* Short task
Answer these from the MGF function notes below.
(a) In what form does the 'spectrum' element give the mass spectrum?
(b) What is the output of parse_to_generator() instead?
(c) Which member must every entry dict passed to write_mgf() have, apart from members for each data line?

* Source passage
start

This reads an MGF file and produces a dict of dicts; for each entry, the title of that entry is a key to the entry data. The entry data is a dict that has a key for each data line in the entry (so, e.g., 'title', 'pepmass' and 'charge' should be in every entry, as per the MGF format requirements) as well as a 'spectrum' element that gives the mass spectrum as a list of (M/Z, intensity) tuples. labelType is an optional argument that may take a function from the spectrum title to a more convenient key format. For instance, setting labelType = lambda x: standard_title_parse(x)['scan'] would produce a result where the key for each spectrum is the scan number of that spectrum.

parse_to_generator(mgffile)

Identical to parse_mgf(), except that the output is a generator that reads in spectra as they are requested; this is useful for handling large MGF files that would be slow or cumbersome to load into memory all at once, in cases where random access to spectra is not required.

write_mgf(entries, outputName, header = [])

Writes an MGF file. Each entry must be a dict with a 'spectrum' member and additional members for each data line in the entry (so, the MGF standard would require a 'title', 'pepmass' and 'charge' member for each entry.)


standard_title_write() and standard_title_parse()

An unfortunate limitation of MGF-based workflows is that the MGF format discards many forms of information which are liable to be useful in downstream post-processing steps. A common approach to retaining information relevant to individual scans is to encode this data in the scan title, as this is guaranteed in most cases to always correspond in the output of a processing step to an individual scan spectrum. These two functions convert between dicts of spectrum data and a terse but human-readable format that can be used as a spectrum title. Also note that MGF files created by the extract() function above use spectrum titles in this format, so standard_title_parse() can be used by custom post-processing scripts to readily access information from the header.

For example, a spectrum title can be created by
title = standard_title_write('spectrometer_experiment_A1.RAW', mz = 5555.5, scan = 1000, charge = 3)
Which produces the string
spectrometer_experiment_A1.RAW|MultiplierzMGF|SCAN:1000|MZ:5555.5|RT:23.3|charge:3
And this can be converted back into an easily-accessed dict object;
standard_title_parse(title)
Yields
{'rt': '23.3', 'charge': '3', 'mz': '5555.5', 'file': 'spectrometer_experiment_A1.RAW', 'scan': '1000'}

end

* Given data
start

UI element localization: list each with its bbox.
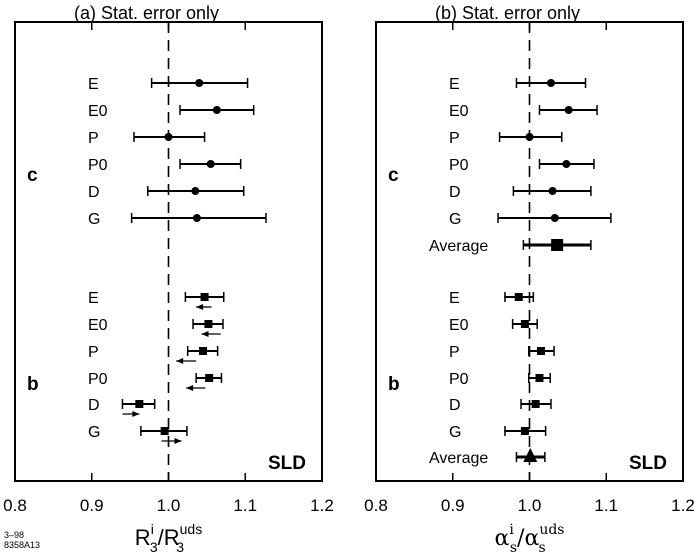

end

* Final result
(a) A list of (M/Z, intensity) tuples.
(b) A generator that reads in spectra as they are requested.
(c) A 'spectrum' member.